### What is needed
Would you copy out the whole listing exactly as given?

### Records for this exercise
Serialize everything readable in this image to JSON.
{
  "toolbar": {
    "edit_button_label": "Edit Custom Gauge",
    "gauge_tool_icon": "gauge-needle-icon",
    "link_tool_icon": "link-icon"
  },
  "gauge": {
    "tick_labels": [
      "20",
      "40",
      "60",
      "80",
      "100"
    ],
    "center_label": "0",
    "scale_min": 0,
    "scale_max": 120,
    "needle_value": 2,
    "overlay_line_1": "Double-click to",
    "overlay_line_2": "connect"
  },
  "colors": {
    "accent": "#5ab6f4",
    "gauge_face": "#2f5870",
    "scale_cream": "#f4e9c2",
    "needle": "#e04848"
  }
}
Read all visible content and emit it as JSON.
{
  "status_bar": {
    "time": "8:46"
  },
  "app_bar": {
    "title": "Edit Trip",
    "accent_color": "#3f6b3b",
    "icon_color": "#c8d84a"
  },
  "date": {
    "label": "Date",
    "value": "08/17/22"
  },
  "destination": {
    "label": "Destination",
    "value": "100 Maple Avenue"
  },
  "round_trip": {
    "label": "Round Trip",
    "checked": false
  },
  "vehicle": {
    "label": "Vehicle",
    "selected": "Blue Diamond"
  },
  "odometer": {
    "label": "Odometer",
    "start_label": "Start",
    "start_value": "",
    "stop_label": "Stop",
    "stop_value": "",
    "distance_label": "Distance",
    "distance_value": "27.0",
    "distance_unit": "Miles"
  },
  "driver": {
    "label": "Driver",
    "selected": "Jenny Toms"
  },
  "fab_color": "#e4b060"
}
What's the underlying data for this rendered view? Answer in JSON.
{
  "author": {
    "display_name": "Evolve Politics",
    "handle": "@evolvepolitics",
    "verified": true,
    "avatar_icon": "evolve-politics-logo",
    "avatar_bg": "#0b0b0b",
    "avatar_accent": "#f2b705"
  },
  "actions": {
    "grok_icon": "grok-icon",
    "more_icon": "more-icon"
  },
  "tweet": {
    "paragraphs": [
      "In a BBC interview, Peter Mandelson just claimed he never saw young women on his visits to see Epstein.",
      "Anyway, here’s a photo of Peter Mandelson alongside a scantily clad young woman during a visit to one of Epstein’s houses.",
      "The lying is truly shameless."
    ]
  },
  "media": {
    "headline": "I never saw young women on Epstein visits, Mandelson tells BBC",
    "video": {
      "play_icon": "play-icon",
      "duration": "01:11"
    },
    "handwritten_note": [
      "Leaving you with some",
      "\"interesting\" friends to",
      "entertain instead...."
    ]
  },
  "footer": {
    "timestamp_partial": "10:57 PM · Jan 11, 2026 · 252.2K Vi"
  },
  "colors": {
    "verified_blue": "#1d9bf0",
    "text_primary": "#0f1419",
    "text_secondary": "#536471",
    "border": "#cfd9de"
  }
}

### Full output
Serialize everything readable in this image to JSON.
{
  "toolbar": {
    "edit_button_label": "Edit Custom Gauge",
    "gauge_tool_icon": "gauge-needle-icon",
    "link_tool_icon": "link-icon"
  },
  "gauge": {
    "tick_labels": [
      "20",
      "40",
      "60",
      "80",
      "100"
    ],
    "center_label": "0",
    "scale_min": 0,
    "scale_max": 120,
    "needle_value": 2,
    "overlay_line_1": "Double-click to",
    "overlay_line_2": "connect"
  },
  "colors": {
    "accent": "#5ab6f4",
    "gauge_face": "#2f5870",
    "scale_cream": "#f4e9c2",
    "needle": "#e04848"
  }
}
Read all visible content and emit it as JSON.
{
  "status_bar": {
    "time": "8:46"
  },
  "app_bar": {
    "title": "Edit Trip",
    "accent_color": "#3f6b3b",
    "icon_color": "#c8d84a"
  },
  "date": {
    "label": "Date",
    "value": "08/17/22"
  },
  "destination": {
    "label": "Destination",
    "value": "100 Maple Avenue"
  },
  "round_trip": {
    "label": "Round Trip",
    "checked": false
  },
  "vehicle": {
    "label": "Vehicle",
    "selected": "Blue Diamond"
  },
  "odometer": {
    "label": "Odometer",
    "start_label": "Start",
    "start_value": "",
    "stop_label": "Stop",
    "stop_value": "",
    "distance_label": "Distance",
    "distance_value": "27.0",
    "distance_unit": "Miles"
  },
  "driver": {
    "label": "Driver",
    "selected": "Jenny Toms"
  },
  "fab_color": "#e4b060"
}
What's the underlying data for this rendered view? Answer in JSON.
{
  "author": {
    "display_name": "Evolve Politics",
    "handle": "@evolvepolitics",
    "verified": true,
    "avatar_icon": "evolve-politics-logo",
    "avatar_bg": "#0b0b0b",
    "avatar_accent": "#f2b705"
  },
  "actions": {
    "grok_icon": "grok-icon",
    "more_icon": "more-icon"
  },
  "tweet": {
    "paragraphs": [
      "In a BBC interview, Peter Mandelson just claimed he never saw young women on his visits to see Epstein.",
      "Anyway, here’s a photo of Peter Mandelson alongside a scantily clad young woman during a visit to one of Epstein’s houses.",
      "The lying is truly shameless."
    ]
  },
  "media": {
    "headline": "I never saw young women on Epstein visits, Mandelson tells BBC",
    "video": {
      "play_icon": "play-icon",
      "duration": "01:11"
    },
    "handwritten_note": [
      "Leaving you with some",
      "\"interesting\" friends to",
      "entertain instead...."
    ]
  },
  "footer": {
    "timestamp_partial": "10:57 PM · Jan 11, 2026 · 252.2K Vi"
  },
  "colors": {
    "verified_blue": "#1d9bf0",
    "text_primary": "#0f1419",
    "text_secondary": "#536471",
    "border": "#cfd9de"
  }
}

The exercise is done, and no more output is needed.